→ **Exercise task**: Quote the records word for word from the very beginning through the line that contains "omo-bar [435,269,438,342]", including that line.

→ **Material provided**:
-- BEGIN --

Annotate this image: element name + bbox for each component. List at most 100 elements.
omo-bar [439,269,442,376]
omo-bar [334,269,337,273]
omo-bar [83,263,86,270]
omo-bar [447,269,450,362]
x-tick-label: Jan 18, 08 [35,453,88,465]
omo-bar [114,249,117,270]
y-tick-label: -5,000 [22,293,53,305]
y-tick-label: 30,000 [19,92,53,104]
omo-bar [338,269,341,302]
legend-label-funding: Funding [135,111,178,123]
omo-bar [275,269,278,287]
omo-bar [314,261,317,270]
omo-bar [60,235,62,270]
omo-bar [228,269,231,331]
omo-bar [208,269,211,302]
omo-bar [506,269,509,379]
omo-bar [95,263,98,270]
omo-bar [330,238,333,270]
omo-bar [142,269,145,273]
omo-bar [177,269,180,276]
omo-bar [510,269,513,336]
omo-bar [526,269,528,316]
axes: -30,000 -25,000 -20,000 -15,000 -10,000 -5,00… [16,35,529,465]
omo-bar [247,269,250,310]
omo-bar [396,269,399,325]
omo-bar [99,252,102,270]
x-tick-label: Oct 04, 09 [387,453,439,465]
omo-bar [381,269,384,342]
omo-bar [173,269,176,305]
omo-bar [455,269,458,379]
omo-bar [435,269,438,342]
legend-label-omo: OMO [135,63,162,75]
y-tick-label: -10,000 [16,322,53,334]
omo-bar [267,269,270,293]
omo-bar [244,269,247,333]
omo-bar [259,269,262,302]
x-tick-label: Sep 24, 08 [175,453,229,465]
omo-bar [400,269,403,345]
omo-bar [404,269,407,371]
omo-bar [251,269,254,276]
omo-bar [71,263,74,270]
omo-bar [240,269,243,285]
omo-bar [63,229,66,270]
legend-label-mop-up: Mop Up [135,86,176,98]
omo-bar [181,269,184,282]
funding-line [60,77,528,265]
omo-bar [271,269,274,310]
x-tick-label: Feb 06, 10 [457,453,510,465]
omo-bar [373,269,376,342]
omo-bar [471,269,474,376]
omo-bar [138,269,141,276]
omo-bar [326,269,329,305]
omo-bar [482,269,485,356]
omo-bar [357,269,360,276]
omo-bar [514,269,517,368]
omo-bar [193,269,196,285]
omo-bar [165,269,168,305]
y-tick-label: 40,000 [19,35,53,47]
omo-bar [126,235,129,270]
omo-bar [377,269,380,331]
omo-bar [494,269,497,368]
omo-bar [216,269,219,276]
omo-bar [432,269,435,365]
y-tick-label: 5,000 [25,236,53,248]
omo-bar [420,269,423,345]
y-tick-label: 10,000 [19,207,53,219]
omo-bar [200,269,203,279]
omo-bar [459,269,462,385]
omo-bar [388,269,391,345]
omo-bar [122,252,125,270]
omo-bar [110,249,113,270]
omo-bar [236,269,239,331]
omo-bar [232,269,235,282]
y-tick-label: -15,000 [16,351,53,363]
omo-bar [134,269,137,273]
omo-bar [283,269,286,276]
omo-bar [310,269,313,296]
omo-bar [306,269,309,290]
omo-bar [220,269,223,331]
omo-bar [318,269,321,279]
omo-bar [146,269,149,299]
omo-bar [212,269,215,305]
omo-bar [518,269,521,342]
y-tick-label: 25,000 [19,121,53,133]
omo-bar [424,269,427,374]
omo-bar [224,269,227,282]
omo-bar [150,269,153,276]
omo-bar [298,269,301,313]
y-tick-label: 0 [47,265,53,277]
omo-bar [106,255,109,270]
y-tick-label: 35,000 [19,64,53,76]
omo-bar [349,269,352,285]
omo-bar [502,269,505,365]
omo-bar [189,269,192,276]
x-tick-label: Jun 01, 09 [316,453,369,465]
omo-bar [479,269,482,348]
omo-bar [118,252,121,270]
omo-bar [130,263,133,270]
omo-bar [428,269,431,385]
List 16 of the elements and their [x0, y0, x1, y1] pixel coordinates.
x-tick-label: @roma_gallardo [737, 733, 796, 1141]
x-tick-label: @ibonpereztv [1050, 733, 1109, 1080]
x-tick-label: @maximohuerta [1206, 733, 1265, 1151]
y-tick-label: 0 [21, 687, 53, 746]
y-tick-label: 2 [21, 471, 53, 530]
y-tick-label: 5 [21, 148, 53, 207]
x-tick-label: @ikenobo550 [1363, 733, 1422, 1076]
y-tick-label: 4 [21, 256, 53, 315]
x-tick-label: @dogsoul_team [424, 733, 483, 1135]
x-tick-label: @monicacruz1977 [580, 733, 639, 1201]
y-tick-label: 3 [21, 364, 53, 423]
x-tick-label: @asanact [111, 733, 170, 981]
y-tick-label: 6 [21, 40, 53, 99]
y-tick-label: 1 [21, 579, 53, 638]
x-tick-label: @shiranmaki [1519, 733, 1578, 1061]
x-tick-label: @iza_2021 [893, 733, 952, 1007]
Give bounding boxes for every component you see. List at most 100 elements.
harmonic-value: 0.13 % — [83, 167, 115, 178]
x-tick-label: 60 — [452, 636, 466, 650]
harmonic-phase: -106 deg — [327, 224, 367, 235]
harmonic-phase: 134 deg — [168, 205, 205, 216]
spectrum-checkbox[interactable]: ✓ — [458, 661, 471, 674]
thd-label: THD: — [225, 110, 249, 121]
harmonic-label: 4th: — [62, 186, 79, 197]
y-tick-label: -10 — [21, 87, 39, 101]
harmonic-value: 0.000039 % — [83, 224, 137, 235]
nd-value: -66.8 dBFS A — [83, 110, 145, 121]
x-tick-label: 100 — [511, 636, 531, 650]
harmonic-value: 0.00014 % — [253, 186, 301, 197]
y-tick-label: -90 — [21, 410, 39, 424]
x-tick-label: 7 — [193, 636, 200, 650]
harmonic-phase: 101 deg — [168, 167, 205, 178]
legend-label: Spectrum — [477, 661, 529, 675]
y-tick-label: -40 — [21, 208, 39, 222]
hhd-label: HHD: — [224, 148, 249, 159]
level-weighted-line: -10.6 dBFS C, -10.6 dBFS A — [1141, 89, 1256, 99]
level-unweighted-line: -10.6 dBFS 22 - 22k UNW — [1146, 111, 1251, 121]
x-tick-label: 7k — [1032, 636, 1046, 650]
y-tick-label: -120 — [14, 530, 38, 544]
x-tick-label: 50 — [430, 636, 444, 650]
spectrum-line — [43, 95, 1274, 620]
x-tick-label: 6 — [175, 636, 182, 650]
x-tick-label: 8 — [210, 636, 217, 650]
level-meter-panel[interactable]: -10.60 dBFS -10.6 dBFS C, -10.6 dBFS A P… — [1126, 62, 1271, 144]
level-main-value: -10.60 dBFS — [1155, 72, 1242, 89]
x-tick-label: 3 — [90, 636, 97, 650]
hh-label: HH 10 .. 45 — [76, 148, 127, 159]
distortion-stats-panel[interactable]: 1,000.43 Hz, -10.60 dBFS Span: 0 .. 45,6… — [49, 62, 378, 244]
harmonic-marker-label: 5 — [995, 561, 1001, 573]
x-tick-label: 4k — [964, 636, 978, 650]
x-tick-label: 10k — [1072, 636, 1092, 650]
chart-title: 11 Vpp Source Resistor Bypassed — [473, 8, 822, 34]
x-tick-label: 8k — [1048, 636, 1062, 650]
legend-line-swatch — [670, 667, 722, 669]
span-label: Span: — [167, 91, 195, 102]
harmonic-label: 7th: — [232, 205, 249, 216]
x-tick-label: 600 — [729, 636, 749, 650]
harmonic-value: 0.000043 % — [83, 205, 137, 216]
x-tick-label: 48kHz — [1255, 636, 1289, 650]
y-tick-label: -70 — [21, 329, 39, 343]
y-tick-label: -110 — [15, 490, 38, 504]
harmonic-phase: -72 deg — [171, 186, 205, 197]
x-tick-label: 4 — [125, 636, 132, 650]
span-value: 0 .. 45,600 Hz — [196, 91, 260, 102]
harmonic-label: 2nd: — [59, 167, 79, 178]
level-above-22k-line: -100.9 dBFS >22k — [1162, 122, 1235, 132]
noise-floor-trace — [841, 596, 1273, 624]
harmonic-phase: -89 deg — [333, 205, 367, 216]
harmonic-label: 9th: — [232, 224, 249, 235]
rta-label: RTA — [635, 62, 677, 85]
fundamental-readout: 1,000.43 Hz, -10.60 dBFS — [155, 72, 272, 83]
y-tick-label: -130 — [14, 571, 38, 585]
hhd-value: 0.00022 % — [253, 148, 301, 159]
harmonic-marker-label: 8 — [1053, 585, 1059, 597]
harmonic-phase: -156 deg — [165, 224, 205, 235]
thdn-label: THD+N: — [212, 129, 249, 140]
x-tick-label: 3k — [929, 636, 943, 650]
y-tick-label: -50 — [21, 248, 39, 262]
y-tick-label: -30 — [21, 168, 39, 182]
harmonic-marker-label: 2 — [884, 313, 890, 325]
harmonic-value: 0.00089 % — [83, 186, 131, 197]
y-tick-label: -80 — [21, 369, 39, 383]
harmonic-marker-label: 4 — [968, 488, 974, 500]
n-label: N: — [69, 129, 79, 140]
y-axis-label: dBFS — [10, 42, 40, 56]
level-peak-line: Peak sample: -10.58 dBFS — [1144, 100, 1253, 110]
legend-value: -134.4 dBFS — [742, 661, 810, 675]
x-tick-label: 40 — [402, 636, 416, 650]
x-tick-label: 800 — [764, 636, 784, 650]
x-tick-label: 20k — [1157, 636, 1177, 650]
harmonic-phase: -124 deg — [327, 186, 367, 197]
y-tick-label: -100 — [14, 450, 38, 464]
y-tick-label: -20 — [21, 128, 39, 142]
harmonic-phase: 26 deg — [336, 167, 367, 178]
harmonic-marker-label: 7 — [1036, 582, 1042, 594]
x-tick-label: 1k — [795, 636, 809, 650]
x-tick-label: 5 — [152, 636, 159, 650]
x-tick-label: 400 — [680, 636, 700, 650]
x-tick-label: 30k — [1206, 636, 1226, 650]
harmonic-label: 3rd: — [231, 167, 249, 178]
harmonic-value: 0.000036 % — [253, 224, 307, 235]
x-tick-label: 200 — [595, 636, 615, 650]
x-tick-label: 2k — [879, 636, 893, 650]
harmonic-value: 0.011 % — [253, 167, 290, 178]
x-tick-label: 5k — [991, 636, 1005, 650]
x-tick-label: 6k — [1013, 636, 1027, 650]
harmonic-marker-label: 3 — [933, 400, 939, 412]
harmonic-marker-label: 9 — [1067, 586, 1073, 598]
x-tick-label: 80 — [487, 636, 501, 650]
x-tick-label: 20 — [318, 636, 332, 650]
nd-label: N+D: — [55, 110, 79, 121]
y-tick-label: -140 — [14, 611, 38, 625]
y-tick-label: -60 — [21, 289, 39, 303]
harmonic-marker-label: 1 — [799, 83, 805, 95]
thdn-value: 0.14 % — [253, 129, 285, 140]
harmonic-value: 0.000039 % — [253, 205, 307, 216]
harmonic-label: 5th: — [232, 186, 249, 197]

-- END --

→ **Full output**:
Annotate this image: element name + bbox for each component. List at most 100 elements.
omo-bar [439,269,442,376]
omo-bar [334,269,337,273]
omo-bar [83,263,86,270]
omo-bar [447,269,450,362]
x-tick-label: Jan 18, 08 [35,453,88,465]
omo-bar [114,249,117,270]
y-tick-label: -5,000 [22,293,53,305]
y-tick-label: 30,000 [19,92,53,104]
omo-bar [338,269,341,302]
legend-label-funding: Funding [135,111,178,123]
omo-bar [275,269,278,287]
omo-bar [314,261,317,270]
omo-bar [60,235,62,270]
omo-bar [228,269,231,331]
omo-bar [208,269,211,302]
omo-bar [506,269,509,379]
omo-bar [95,263,98,270]
omo-bar [330,238,333,270]
omo-bar [142,269,145,273]
omo-bar [177,269,180,276]
omo-bar [510,269,513,336]
omo-bar [526,269,528,316]
axes: -30,000 -25,000 -20,000 -15,000 -10,000 -5,00… [16,35,529,465]
omo-bar [247,269,250,310]
omo-bar [396,269,399,325]
omo-bar [99,252,102,270]
x-tick-label: Oct 04, 09 [387,453,439,465]
omo-bar [381,269,384,342]
omo-bar [173,269,176,305]
omo-bar [455,269,458,379]
omo-bar [435,269,438,342]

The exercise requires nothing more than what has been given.